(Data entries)
========================================================================

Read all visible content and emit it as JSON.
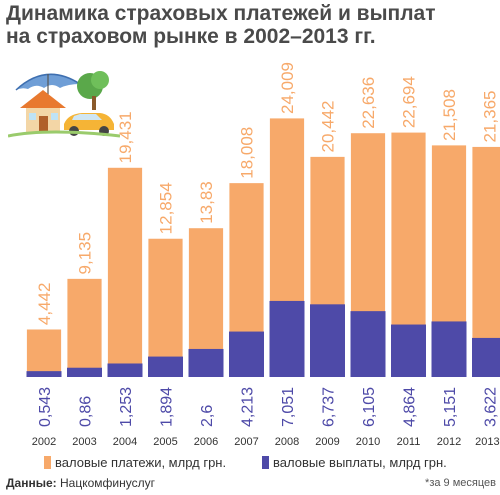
{
  "title_lines": [
    "Динамика страховых платежей и выплат",
    "на страховом рынке в 2002–2013 гг."
  ],
  "chart_data": {
    "type": "bar",
    "title": "Динамика страховых платежей и выплат на страховом рынке в 2002–2013 гг.",
    "categories": [
      "2002",
      "2003",
      "2004",
      "2005",
      "2006",
      "2007",
      "2008",
      "2009",
      "2010",
      "2011",
      "2012",
      "2013*"
    ],
    "series": [
      {
        "name": "валовые платежи, млрд грн.",
        "color": "#f7a96a",
        "values": [
          4.442,
          9.135,
          19.431,
          12.854,
          13.83,
          18.008,
          24.009,
          20.442,
          22.636,
          22.694,
          21.508,
          21.365
        ],
        "labels": [
          "4,442",
          "9,135",
          "19,431",
          "12,854",
          "13,83",
          "18,008",
          "24,009",
          "20,442",
          "22,636",
          "22,694",
          "21,508",
          "21,365"
        ]
      },
      {
        "name": "валовые выплаты, млрд грн.",
        "color": "#4e4aa8",
        "values": [
          0.543,
          0.86,
          1.253,
          1.894,
          2.6,
          4.213,
          7.051,
          6.737,
          6.105,
          4.864,
          5.151,
          3.622
        ],
        "labels": [
          "0,543",
          "0,86",
          "1,253",
          "1,894",
          "2,6",
          "4,213",
          "7,051",
          "6,737",
          "6,105",
          "4,864",
          "5,151",
          "3,622"
        ]
      }
    ],
    "grid": false,
    "legend": "bottom"
  },
  "legend": {
    "payments": "валовые платежи, млрд грн.",
    "payouts": "валовые выплаты, млрд грн."
  },
  "colors": {
    "payments": "#f7a96a",
    "payouts": "#4e4aa8",
    "title": "#4a4a4a"
  },
  "source_label": "Данные:",
  "source": "Нацкомфинуслуг",
  "footnote": "*за 9 месяцев",
  "illustration_icon": "house-car-umbrella-icon"
}
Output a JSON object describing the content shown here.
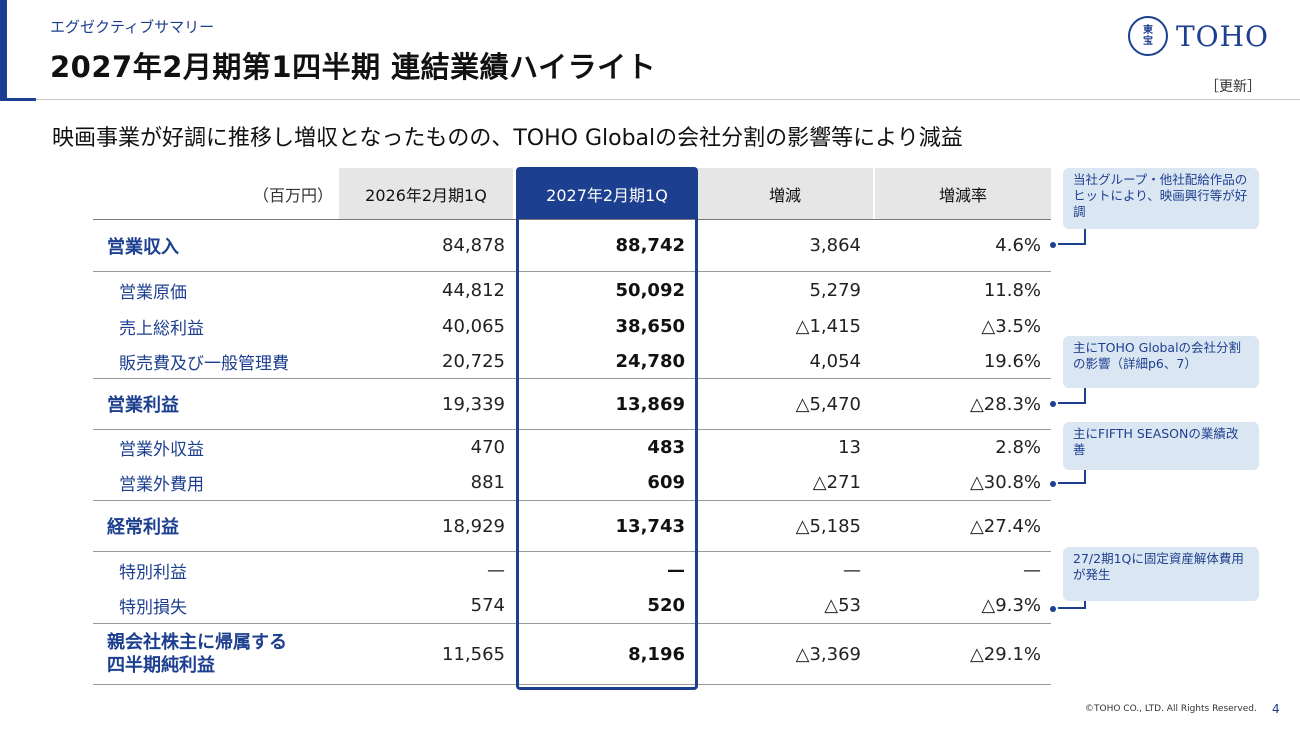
{
  "header": {
    "subtitle": "エグゼクティブサマリー",
    "title": "2027年2月期第1四半期 連結業績ハイライト",
    "logo_emblem_top": "東",
    "logo_emblem_bottom": "宝",
    "logo_text": "TOHO",
    "update_tag": "［更新］"
  },
  "headline": "映画事業が好調に推移し増収となったものの、TOHO Globalの会社分割の影響等により減益",
  "table": {
    "unit_label": "（百万円）",
    "col_prev": "2026年2月期1Q",
    "col_cur": "2027年2月期1Q",
    "col_diff": "増減",
    "col_rate": "増減率",
    "rows": [
      {
        "label": "営業収入",
        "prev": "84,878",
        "cur": "88,742",
        "diff": "3,864",
        "rate": "4.6%"
      },
      {
        "label": "営業原価",
        "prev": "44,812",
        "cur": "50,092",
        "diff": "5,279",
        "rate": "11.8%"
      },
      {
        "label": "売上総利益",
        "prev": "40,065",
        "cur": "38,650",
        "diff": "△1,415",
        "rate": "△3.5%"
      },
      {
        "label": "販売費及び一般管理費",
        "prev": "20,725",
        "cur": "24,780",
        "diff": "4,054",
        "rate": "19.6%"
      },
      {
        "label": "営業利益",
        "prev": "19,339",
        "cur": "13,869",
        "diff": "△5,470",
        "rate": "△28.3%"
      },
      {
        "label": "営業外収益",
        "prev": "470",
        "cur": "483",
        "diff": "13",
        "rate": "2.8%"
      },
      {
        "label": "営業外費用",
        "prev": "881",
        "cur": "609",
        "diff": "△271",
        "rate": "△30.8%"
      },
      {
        "label": "経常利益",
        "prev": "18,929",
        "cur": "13,743",
        "diff": "△5,185",
        "rate": "△27.4%"
      },
      {
        "label": "特別利益",
        "prev": "—",
        "cur": "—",
        "diff": "—",
        "rate": "—"
      },
      {
        "label": "特別損失",
        "prev": "574",
        "cur": "520",
        "diff": "△53",
        "rate": "△9.3%"
      },
      {
        "label_line1": "親会社株主に帰属する",
        "label_line2": "四半期純利益",
        "prev": "11,565",
        "cur": "8,196",
        "diff": "△3,369",
        "rate": "△29.1%"
      }
    ]
  },
  "notes": [
    "当社グループ・他社配給作品のヒットにより、映画興行等が好調",
    "主にTOHO Globalの会社分割の影響（詳細p6、7）",
    "主にFIFTH SEASONの業績改善",
    "27/2期1Qに固定資産解体費用が発生"
  ],
  "footer": {
    "copyright": "©TOHO CO., LTD. All Rights Reserved.",
    "page": "4"
  },
  "colors": {
    "brand_navy": "#1d3f8f",
    "header_gray": "#e6e6e6",
    "note_bg": "#dbe6f3"
  }
}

========================================================================

## What you should do
Gather from the records above every line containing the string "страховом".

## Solution to the exercise
    "на страховом рынке в 2002–2013 гг."
    "title": "Динамика страховых платежей и выплат на страховом рынке в 2002–2013 гг.",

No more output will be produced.